— START ITEMS —

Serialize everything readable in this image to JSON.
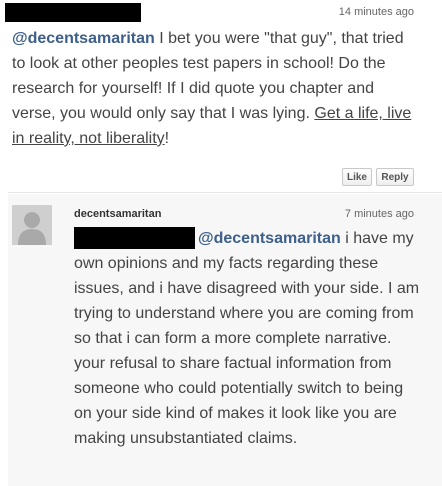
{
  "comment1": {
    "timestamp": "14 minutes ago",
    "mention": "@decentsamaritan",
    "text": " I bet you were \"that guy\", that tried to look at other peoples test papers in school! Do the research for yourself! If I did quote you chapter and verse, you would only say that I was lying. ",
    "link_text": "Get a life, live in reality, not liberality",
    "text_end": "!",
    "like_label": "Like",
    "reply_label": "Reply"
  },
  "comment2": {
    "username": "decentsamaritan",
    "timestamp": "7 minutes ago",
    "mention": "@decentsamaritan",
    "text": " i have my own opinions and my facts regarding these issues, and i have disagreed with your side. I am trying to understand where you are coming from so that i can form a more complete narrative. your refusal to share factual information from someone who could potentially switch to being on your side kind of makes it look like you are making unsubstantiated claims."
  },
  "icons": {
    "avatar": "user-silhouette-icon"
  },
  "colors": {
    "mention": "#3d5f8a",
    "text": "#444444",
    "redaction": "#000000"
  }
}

— END ITEMS —

GIVEN EXERCISE:
Go through the listing above and write it out again exactly, dropping the pictures.

FINISHED TASK:
Serialize everything readable in this image to JSON.
{
  "comment1": {
    "timestamp": "14 minutes ago",
    "mention": "@decentsamaritan",
    "text": " I bet you were \"that guy\", that tried to look at other peoples test papers in school! Do the research for yourself! If I did quote you chapter and verse, you would only say that I was lying. ",
    "link_text": "Get a life, live in reality, not liberality",
    "text_end": "!",
    "like_label": "Like",
    "reply_label": "Reply"
  },
  "comment2": {
    "username": "decentsamaritan",
    "timestamp": "7 minutes ago",
    "mention": "@decentsamaritan",
    "text": " i have my own opinions and my facts regarding these issues, and i have disagreed with your side. I am trying to understand where you are coming from so that i can form a more complete narrative. your refusal to share factual information from someone who could potentially switch to being on your side kind of makes it look like you are making unsubstantiated claims."
  },
  "icons": {
    "avatar": "user-silhouette-icon"
  },
  "colors": {
    "mention": "#3d5f8a",
    "text": "#444444",
    "redaction": "#000000"
  }
}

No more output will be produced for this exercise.